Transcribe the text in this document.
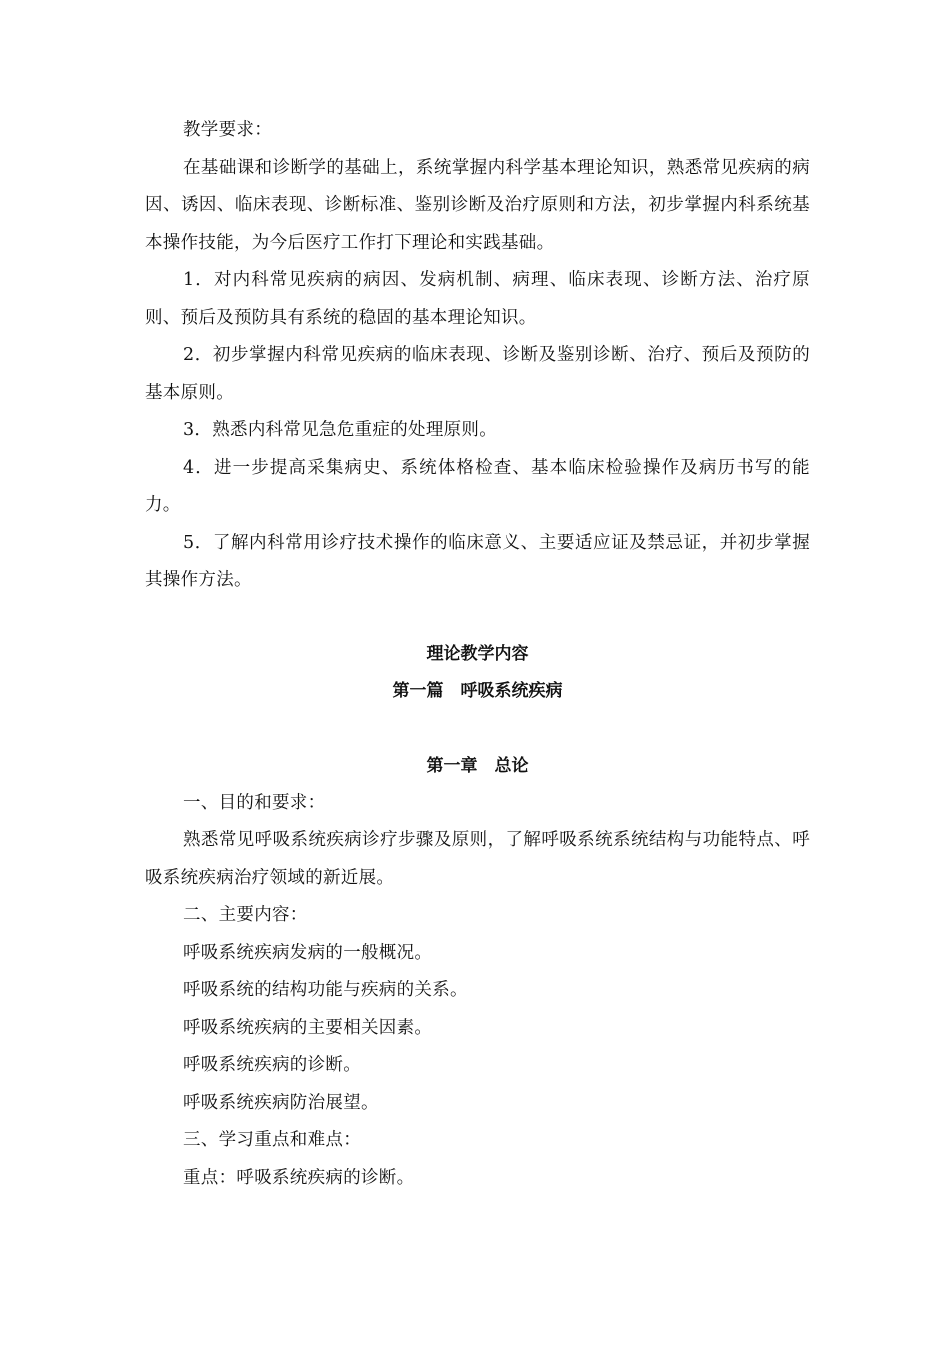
教学要求：

在基础课和诊断学的基础上，系统掌握内科学基本理论知识，熟悉常见疾病的病因、诱因、临床表现、诊断标准、鉴别诊断及治疗原则和方法，初步掌握内科系统基本操作技能，为今后医疗工作打下理论和实践基础。

1．对内科常见疾病的病因、发病机制、病理、临床表现、诊断方法、治疗原则、预后及预防具有系统的稳固的基本理论知识。

2．初步掌握内科常见疾病的临床表现、诊断及鉴别诊断、治疗、预后及预防的基本原则。

3．熟悉内科常见急危重症的处理原则。

4．进一步提高采集病史、系统体格检查、基本临床检验操作及病历书写的能力。

5．了解内科常用诊疗技术操作的临床意义、主要适应证及禁忌证，并初步掌握其操作方法。

理论教学内容

第一篇　呼吸系统疾病

第一章　总论

一、目的和要求：

熟悉常见呼吸系统疾病诊疗步骤及原则，了解呼吸系统系统结构与功能特点、呼吸系统疾病治疗领域的新近展。

二、主要内容：

呼吸系统疾病发病的一般概况。

呼吸系统的结构功能与疾病的关系。

呼吸系统疾病的主要相关因素。

呼吸系统疾病的诊断。

呼吸系统疾病防治展望。

三、学习重点和难点：

重点：呼吸系统疾病的诊断。
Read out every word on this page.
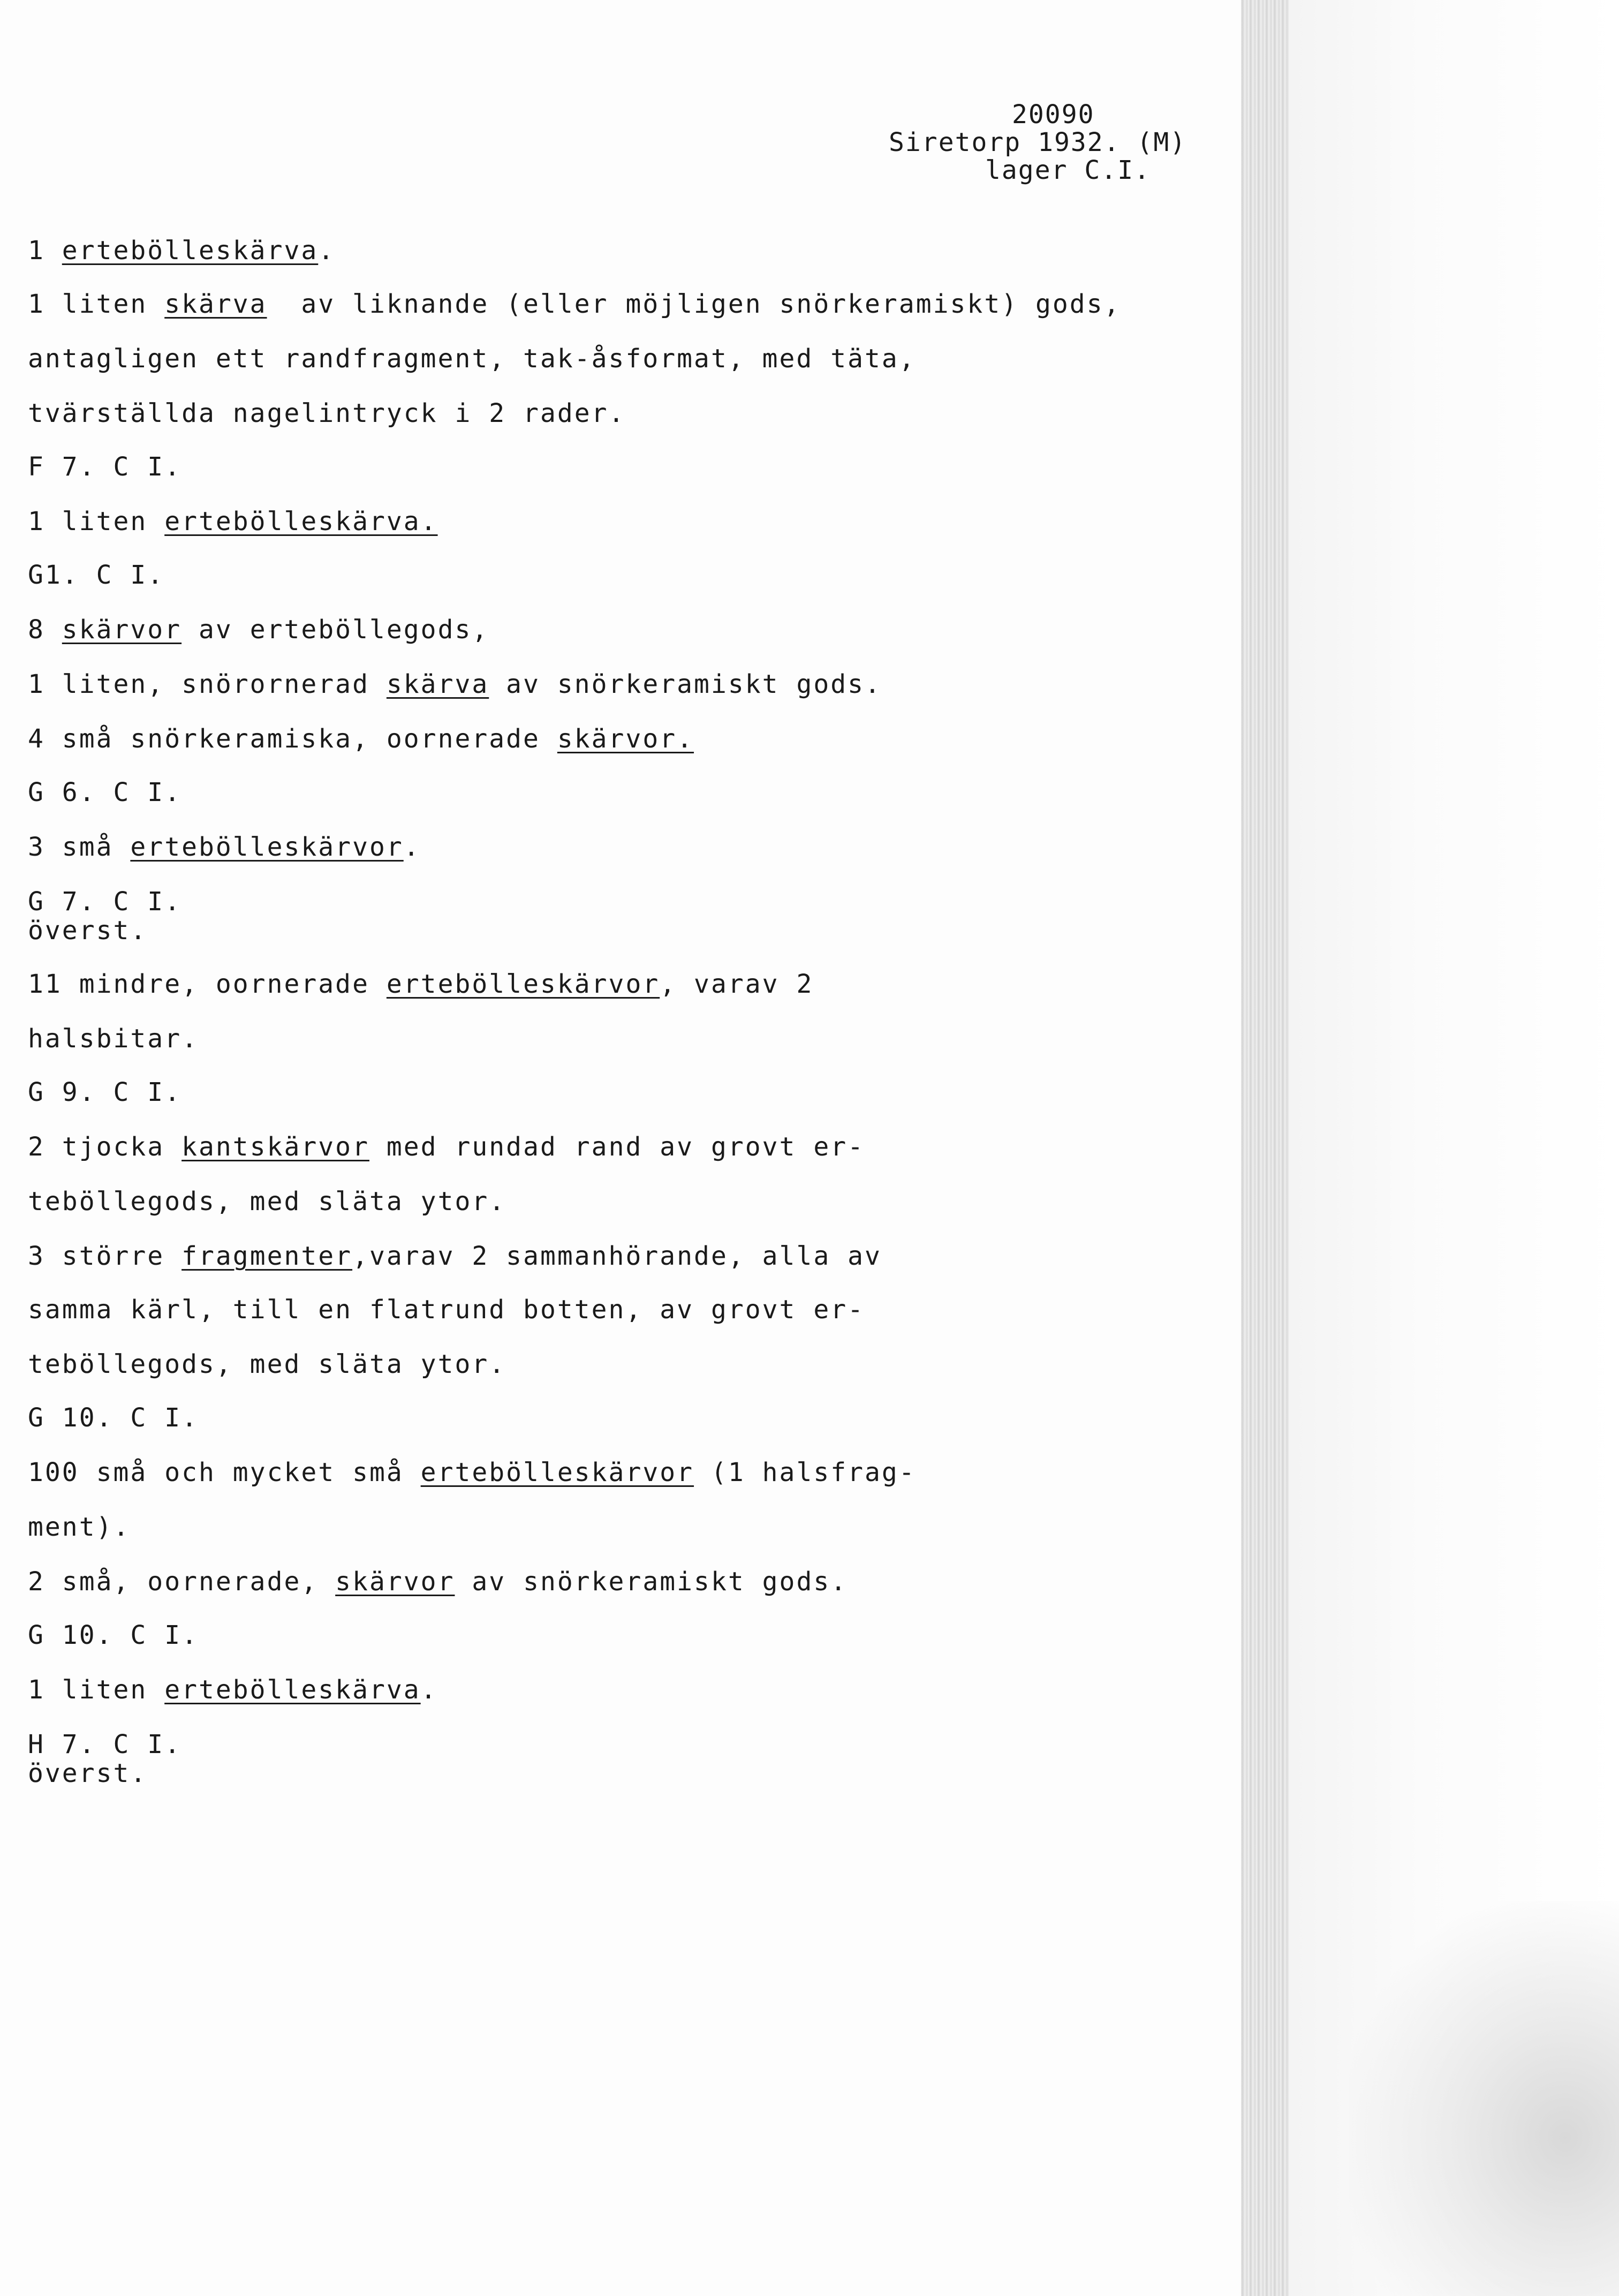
20090
Siretorp 1932. (M)
lager C.I.
1 ertebölleskärva.
1 liten skärva  av liknande (eller möjligen snörkeramiskt) gods,
antagligen ett randfragment, tak-åsformat, med täta,
tvärställda nagelintryck i 2 rader.
F 7. C I.
1 liten ertebölleskärva.
G1. C I.
8 skärvor av erteböllegods,
1 liten, snörornerad skärva av snörkeramiskt gods.
4 små snörkeramiska, oornerade skärvor.
G 6. C I.
3 små ertebölleskärvor.
G 7. C I.
överst.
11 mindre, oornerade ertebölleskärvor, varav 2
halsbitar.
G 9. C I.
2 tjocka kantskärvor med rundad rand av grovt er-
teböllegods, med släta ytor.
3 större fragmenter,varav 2 sammanhörande, alla av
samma kärl, till en flatrund botten, av grovt er-
teböllegods, med släta ytor.
G 10. C I.
100 små och mycket små ertebölleskärvor (1 halsfrag-
ment).
2 små, oornerade, skärvor av snörkeramiskt gods.
G 10. C I.
1 liten ertebölleskärva.
H 7. C I.
överst.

####################

Copy out the records above in full, exactly as written, but not the pictures.

OUTPUT FOR THIS TASK:
Transcribe the text in this document.
教学要求：

在基础课和诊断学的基础上，系统掌握内科学基本理论知识，熟悉常见疾病的病因、诱因、临床表现、诊断标准、鉴别诊断及治疗原则和方法，初步掌握内科系统基本操作技能，为今后医疗工作打下理论和实践基础。

1．对内科常见疾病的病因、发病机制、病理、临床表现、诊断方法、治疗原则、预后及预防具有系统的稳固的基本理论知识。

2．初步掌握内科常见疾病的临床表现、诊断及鉴别诊断、治疗、预后及预防的基本原则。

3．熟悉内科常见急危重症的处理原则。

4．进一步提高采集病史、系统体格检查、基本临床检验操作及病历书写的能力。

5．了解内科常用诊疗技术操作的临床意义、主要适应证及禁忌证，并初步掌握其操作方法。

理论教学内容

第一篇　呼吸系统疾病

第一章　总论

一、目的和要求：

熟悉常见呼吸系统疾病诊疗步骤及原则，了解呼吸系统系统结构与功能特点、呼吸系统疾病治疗领域的新近展。

二、主要内容：

呼吸系统疾病发病的一般概况。

呼吸系统的结构功能与疾病的关系。

呼吸系统疾病的主要相关因素。

呼吸系统疾病的诊断。

呼吸系统疾病防治展望。

三、学习重点和难点：

重点：呼吸系统疾病的诊断。
Read out every word on this page.
20090
Siretorp 1932. (M)
lager C.I.
1 ertebölleskärva.
1 liten skärva  av liknande (eller möjligen snörkeramiskt) gods,
antagligen ett randfragment, tak-åsformat, med täta,
tvärställda nagelintryck i 2 rader.
F 7. C I.
1 liten ertebölleskärva.
G1. C I.
8 skärvor av erteböllegods,
1 liten, snörornerad skärva av snörkeramiskt gods.
4 små snörkeramiska, oornerade skärvor.
G 6. C I.
3 små ertebölleskärvor.
G 7. C I.
överst.
11 mindre, oornerade ertebölleskärvor, varav 2
halsbitar.
G 9. C I.
2 tjocka kantskärvor med rundad rand av grovt er-
teböllegods, med släta ytor.
3 större fragmenter,varav 2 sammanhörande, alla av
samma kärl, till en flatrund botten, av grovt er-
teböllegods, med släta ytor.
G 10. C I.
100 små och mycket små ertebölleskärvor (1 halsfrag-
ment).
2 små, oornerade, skärvor av snörkeramiskt gods.
G 10. C I.
1 liten ertebölleskärva.
H 7. C I.
överst.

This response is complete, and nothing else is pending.